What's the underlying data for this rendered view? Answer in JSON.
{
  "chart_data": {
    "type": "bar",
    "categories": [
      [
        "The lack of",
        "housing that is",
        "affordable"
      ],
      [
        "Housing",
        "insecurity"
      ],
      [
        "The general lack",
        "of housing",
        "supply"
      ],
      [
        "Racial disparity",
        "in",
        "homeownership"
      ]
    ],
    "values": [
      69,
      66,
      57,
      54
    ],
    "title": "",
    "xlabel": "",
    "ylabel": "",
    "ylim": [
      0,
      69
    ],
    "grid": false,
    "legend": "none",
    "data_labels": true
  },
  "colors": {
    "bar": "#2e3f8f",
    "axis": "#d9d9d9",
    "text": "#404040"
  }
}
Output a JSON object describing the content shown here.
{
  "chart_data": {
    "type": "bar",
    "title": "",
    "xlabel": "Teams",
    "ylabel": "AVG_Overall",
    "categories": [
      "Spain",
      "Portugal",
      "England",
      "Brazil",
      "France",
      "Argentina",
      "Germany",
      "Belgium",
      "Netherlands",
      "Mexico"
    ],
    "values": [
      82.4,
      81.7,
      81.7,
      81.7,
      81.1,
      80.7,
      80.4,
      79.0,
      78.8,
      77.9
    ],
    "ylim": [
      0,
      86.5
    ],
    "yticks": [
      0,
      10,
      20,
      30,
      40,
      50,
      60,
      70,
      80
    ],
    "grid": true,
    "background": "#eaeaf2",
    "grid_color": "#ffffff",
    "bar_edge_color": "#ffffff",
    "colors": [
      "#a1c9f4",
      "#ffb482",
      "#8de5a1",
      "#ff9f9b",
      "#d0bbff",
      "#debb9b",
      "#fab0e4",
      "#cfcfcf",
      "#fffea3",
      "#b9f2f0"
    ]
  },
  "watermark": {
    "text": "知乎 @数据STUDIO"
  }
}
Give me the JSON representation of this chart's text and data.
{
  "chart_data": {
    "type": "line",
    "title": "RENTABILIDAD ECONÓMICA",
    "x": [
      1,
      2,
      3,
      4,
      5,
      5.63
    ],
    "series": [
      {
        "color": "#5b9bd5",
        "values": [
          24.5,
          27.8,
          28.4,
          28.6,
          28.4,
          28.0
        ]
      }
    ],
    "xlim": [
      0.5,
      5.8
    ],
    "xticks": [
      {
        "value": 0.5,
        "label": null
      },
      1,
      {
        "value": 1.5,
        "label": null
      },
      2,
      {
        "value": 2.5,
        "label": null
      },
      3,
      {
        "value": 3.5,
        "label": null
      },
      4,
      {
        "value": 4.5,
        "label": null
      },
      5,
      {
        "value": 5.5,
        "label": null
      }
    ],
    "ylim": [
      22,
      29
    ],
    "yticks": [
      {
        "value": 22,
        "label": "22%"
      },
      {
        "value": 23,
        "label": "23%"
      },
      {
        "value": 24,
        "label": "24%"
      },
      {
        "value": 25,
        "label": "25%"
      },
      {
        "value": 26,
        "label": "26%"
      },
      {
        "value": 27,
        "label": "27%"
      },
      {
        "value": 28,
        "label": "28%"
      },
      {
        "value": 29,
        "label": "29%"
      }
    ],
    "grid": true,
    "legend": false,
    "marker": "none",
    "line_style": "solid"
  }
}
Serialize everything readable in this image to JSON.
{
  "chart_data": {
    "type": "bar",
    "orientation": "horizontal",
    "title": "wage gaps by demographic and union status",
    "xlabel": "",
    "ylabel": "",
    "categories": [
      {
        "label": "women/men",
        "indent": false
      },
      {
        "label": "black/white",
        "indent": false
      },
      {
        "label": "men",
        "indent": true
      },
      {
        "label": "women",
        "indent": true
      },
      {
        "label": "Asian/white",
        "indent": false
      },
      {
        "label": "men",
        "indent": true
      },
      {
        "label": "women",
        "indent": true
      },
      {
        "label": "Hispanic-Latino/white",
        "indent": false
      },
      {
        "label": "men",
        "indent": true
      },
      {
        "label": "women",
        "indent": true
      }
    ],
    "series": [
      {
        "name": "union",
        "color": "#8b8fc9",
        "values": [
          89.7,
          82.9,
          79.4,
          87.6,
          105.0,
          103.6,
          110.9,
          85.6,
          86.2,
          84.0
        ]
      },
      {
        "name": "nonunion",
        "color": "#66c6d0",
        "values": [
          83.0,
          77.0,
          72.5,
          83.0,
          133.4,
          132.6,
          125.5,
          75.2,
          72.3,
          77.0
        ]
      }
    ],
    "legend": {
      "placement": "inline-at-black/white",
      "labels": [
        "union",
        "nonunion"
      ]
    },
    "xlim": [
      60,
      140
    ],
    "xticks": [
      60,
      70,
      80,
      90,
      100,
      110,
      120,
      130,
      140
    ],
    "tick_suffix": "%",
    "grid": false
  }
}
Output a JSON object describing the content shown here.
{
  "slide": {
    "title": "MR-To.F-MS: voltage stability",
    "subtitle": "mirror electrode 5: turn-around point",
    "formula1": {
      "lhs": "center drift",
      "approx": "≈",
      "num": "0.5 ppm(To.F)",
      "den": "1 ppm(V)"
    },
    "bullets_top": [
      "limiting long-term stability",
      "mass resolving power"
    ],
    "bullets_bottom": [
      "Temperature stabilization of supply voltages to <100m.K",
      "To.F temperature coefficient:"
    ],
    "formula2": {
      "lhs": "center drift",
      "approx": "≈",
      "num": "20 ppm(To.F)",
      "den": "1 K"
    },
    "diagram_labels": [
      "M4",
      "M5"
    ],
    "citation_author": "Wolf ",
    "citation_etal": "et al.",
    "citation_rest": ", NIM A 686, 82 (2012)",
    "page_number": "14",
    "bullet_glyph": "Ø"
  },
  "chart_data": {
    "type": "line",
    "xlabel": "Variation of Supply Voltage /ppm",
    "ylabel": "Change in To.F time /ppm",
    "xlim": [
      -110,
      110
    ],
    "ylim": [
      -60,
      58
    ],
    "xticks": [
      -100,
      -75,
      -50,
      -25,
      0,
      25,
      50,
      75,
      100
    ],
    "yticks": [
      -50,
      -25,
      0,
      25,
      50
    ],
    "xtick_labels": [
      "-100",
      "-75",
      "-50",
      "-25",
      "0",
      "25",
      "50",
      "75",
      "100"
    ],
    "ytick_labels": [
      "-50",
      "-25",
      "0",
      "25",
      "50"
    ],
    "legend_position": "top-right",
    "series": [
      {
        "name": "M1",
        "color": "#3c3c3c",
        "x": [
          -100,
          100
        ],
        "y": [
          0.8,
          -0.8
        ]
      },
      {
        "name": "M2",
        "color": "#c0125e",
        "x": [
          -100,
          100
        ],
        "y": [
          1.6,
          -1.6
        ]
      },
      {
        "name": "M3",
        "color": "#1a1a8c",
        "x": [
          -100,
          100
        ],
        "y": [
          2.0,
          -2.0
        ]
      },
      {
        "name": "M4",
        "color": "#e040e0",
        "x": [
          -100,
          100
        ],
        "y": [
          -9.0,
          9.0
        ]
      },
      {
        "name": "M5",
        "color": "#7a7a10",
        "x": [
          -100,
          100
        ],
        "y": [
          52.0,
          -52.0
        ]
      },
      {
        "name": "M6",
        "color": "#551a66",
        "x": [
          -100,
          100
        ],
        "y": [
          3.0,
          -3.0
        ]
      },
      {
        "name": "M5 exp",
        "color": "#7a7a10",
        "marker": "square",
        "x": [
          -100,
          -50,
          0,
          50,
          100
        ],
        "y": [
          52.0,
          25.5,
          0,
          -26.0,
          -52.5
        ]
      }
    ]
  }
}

> Requirements: Copy each record from above without leaving any out.

> Answer to the task:
What's the underlying data for this rendered view? Answer in JSON.
{
  "chart_data": {
    "type": "bar",
    "categories": [
      [
        "The lack of",
        "housing that is",
        "affordable"
      ],
      [
        "Housing",
        "insecurity"
      ],
      [
        "The general lack",
        "of housing",
        "supply"
      ],
      [
        "Racial disparity",
        "in",
        "homeownership"
      ]
    ],
    "values": [
      69,
      66,
      57,
      54
    ],
    "title": "",
    "xlabel": "",
    "ylabel": "",
    "ylim": [
      0,
      69
    ],
    "grid": false,
    "legend": "none",
    "data_labels": true
  },
  "colors": {
    "bar": "#2e3f8f",
    "axis": "#d9d9d9",
    "text": "#404040"
  }
}
Output a JSON object describing the content shown here.
{
  "chart_data": {
    "type": "bar",
    "title": "",
    "xlabel": "Teams",
    "ylabel": "AVG_Overall",
    "categories": [
      "Spain",
      "Portugal",
      "England",
      "Brazil",
      "France",
      "Argentina",
      "Germany",
      "Belgium",
      "Netherlands",
      "Mexico"
    ],
    "values": [
      82.4,
      81.7,
      81.7,
      81.7,
      81.1,
      80.7,
      80.4,
      79.0,
      78.8,
      77.9
    ],
    "ylim": [
      0,
      86.5
    ],
    "yticks": [
      0,
      10,
      20,
      30,
      40,
      50,
      60,
      70,
      80
    ],
    "grid": true,
    "background": "#eaeaf2",
    "grid_color": "#ffffff",
    "bar_edge_color": "#ffffff",
    "colors": [
      "#a1c9f4",
      "#ffb482",
      "#8de5a1",
      "#ff9f9b",
      "#d0bbff",
      "#debb9b",
      "#fab0e4",
      "#cfcfcf",
      "#fffea3",
      "#b9f2f0"
    ]
  },
  "watermark": {
    "text": "知乎 @数据STUDIO"
  }
}
Give me the JSON representation of this chart's text and data.
{
  "chart_data": {
    "type": "line",
    "title": "RENTABILIDAD ECONÓMICA",
    "x": [
      1,
      2,
      3,
      4,
      5,
      5.63
    ],
    "series": [
      {
        "color": "#5b9bd5",
        "values": [
          24.5,
          27.8,
          28.4,
          28.6,
          28.4,
          28.0
        ]
      }
    ],
    "xlim": [
      0.5,
      5.8
    ],
    "xticks": [
      {
        "value": 0.5,
        "label": null
      },
      1,
      {
        "value": 1.5,
        "label": null
      },
      2,
      {
        "value": 2.5,
        "label": null
      },
      3,
      {
        "value": 3.5,
        "label": null
      },
      4,
      {
        "value": 4.5,
        "label": null
      },
      5,
      {
        "value": 5.5,
        "label": null
      }
    ],
    "ylim": [
      22,
      29
    ],
    "yticks": [
      {
        "value": 22,
        "label": "22%"
      },
      {
        "value": 23,
        "label": "23%"
      },
      {
        "value": 24,
        "label": "24%"
      },
      {
        "value": 25,
        "label": "25%"
      },
      {
        "value": 26,
        "label": "26%"
      },
      {
        "value": 27,
        "label": "27%"
      },
      {
        "value": 28,
        "label": "28%"
      },
      {
        "value": 29,
        "label": "29%"
      }
    ],
    "grid": true,
    "legend": false,
    "marker": "none",
    "line_style": "solid"
  }
}
Serialize everything readable in this image to JSON.
{
  "chart_data": {
    "type": "bar",
    "orientation": "horizontal",
    "title": "wage gaps by demographic and union status",
    "xlabel": "",
    "ylabel": "",
    "categories": [
      {
        "label": "women/men",
        "indent": false
      },
      {
        "label": "black/white",
        "indent": false
      },
      {
        "label": "men",
        "indent": true
      },
      {
        "label": "women",
        "indent": true
      },
      {
        "label": "Asian/white",
        "indent": false
      },
      {
        "label": "men",
        "indent": true
      },
      {
        "label": "women",
        "indent": true
      },
      {
        "label": "Hispanic-Latino/white",
        "indent": false
      },
      {
        "label": "men",
        "indent": true
      },
      {
        "label": "women",
        "indent": true
      }
    ],
    "series": [
      {
        "name": "union",
        "color": "#8b8fc9",
        "values": [
          89.7,
          82.9,
          79.4,
          87.6,
          105.0,
          103.6,
          110.9,
          85.6,
          86.2,
          84.0
        ]
      },
      {
        "name": "nonunion",
        "color": "#66c6d0",
        "values": [
          83.0,
          77.0,
          72.5,
          83.0,
          133.4,
          132.6,
          125.5,
          75.2,
          72.3,
          77.0
        ]
      }
    ],
    "legend": {
      "placement": "inline-at-black/white",
      "labels": [
        "union",
        "nonunion"
      ]
    },
    "xlim": [
      60,
      140
    ],
    "xticks": [
      60,
      70,
      80,
      90,
      100,
      110,
      120,
      130,
      140
    ],
    "tick_suffix": "%",
    "grid": false
  }
}
Output a JSON object describing the content shown here.
{
  "slide": {
    "title": "MR-To.F-MS: voltage stability",
    "subtitle": "mirror electrode 5: turn-around point",
    "formula1": {
      "lhs": "center drift",
      "approx": "≈",
      "num": "0.5 ppm(To.F)",
      "den": "1 ppm(V)"
    },
    "bullets_top": [
      "limiting long-term stability",
      "mass resolving power"
    ],
    "bullets_bottom": [
      "Temperature stabilization of supply voltages to <100m.K",
      "To.F temperature coefficient:"
    ],
    "formula2": {
      "lhs": "center drift",
      "approx": "≈",
      "num": "20 ppm(To.F)",
      "den": "1 K"
    },
    "diagram_labels": [
      "M4",
      "M5"
    ],
    "citation_author": "Wolf ",
    "citation_etal": "et al.",
    "citation_rest": ", NIM A 686, 82 (2012)",
    "page_number": "14",
    "bullet_glyph": "Ø"
  },
  "chart_data": {
    "type": "line",
    "xlabel": "Variation of Supply Voltage /ppm",
    "ylabel": "Change in To.F time /ppm",
    "xlim": [
      -110,
      110
    ],
    "ylim": [
      -60,
      58
    ],
    "xticks": [
      -100,
      -75,
      -50,
      -25,
      0,
      25,
      50,
      75,
      100
    ],
    "yticks": [
      -50,
      -25,
      0,
      25,
      50
    ],
    "xtick_labels": [
      "-100",
      "-75",
      "-50",
      "-25",
      "0",
      "25",
      "50",
      "75",
      "100"
    ],
    "ytick_labels": [
      "-50",
      "-25",
      "0",
      "25",
      "50"
    ],
    "legend_position": "top-right",
    "series": [
      {
        "name": "M1",
        "color": "#3c3c3c",
        "x": [
          -100,
          100
        ],
        "y": [
          0.8,
          -0.8
        ]
      },
      {
        "name": "M2",
        "color": "#c0125e",
        "x": [
          -100,
          100
        ],
        "y": [
          1.6,
          -1.6
        ]
      },
      {
        "name": "M3",
        "color": "#1a1a8c",
        "x": [
          -100,
          100
        ],
        "y": [
          2.0,
          -2.0
        ]
      },
      {
        "name": "M4",
        "color": "#e040e0",
        "x": [
          -100,
          100
        ],
        "y": [
          -9.0,
          9.0
        ]
      },
      {
        "name": "M5",
        "color": "#7a7a10",
        "x": [
          -100,
          100
        ],
        "y": [
          52.0,
          -52.0
        ]
      },
      {
        "name": "M6",
        "color": "#551a66",
        "x": [
          -100,
          100
        ],
        "y": [
          3.0,
          -3.0
        ]
      },
      {
        "name": "M5 exp",
        "color": "#7a7a10",
        "marker": "square",
        "x": [
          -100,
          -50,
          0,
          50,
          100
        ],
        "y": [
          52.0,
          25.5,
          0,
          -26.0,
          -52.5
        ]
      }
    ]
  }
}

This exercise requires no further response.